== RECORDS SUPPLIED ==

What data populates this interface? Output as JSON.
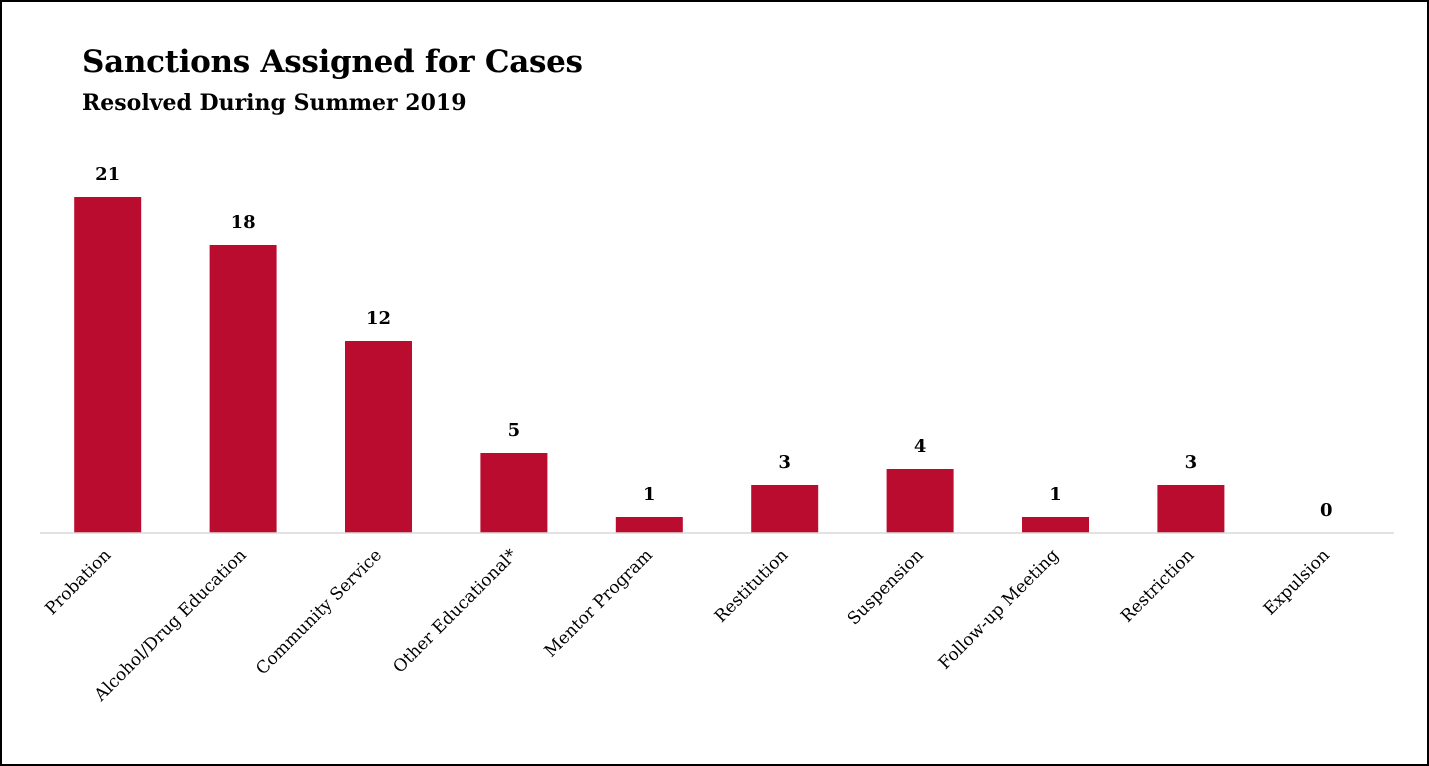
{
  "chart_data": {
    "type": "bar",
    "title": "Sanctions Assigned for Cases",
    "subtitle": "Resolved During Summer 2019",
    "categories": [
      "Probation",
      "Alcohol/Drug Education",
      "Community Service",
      "Other Educational*",
      "Mentor Program",
      "Restitution",
      "Suspension",
      "Follow-up Meeting",
      "Restriction",
      "Expulsion"
    ],
    "values": [
      21,
      18,
      12,
      5,
      1,
      3,
      4,
      1,
      3,
      0
    ],
    "xlabel": "",
    "ylabel": "",
    "ylim": [
      0,
      21
    ],
    "grid": false,
    "data_labels": true,
    "colors": {
      "bar": "#ba0c2f",
      "axis": "#d9d9d9"
    }
  }
}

===

→ **EXERCISE BRIEF**: From the material above, copy everything exactly but the pictures.

→ **RESPONSE TO THIS TASK**:
What data populates this interface? Output as JSON.
{
  "chart_data": {
    "type": "bar",
    "title": "Sanctions Assigned for Cases",
    "subtitle": "Resolved During Summer 2019",
    "categories": [
      "Probation",
      "Alcohol/Drug Education",
      "Community Service",
      "Other Educational*",
      "Mentor Program",
      "Restitution",
      "Suspension",
      "Follow-up Meeting",
      "Restriction",
      "Expulsion"
    ],
    "values": [
      21,
      18,
      12,
      5,
      1,
      3,
      4,
      1,
      3,
      0
    ],
    "xlabel": "",
    "ylabel": "",
    "ylim": [
      0,
      21
    ],
    "grid": false,
    "data_labels": true,
    "colors": {
      "bar": "#ba0c2f",
      "axis": "#d9d9d9"
    }
  }
}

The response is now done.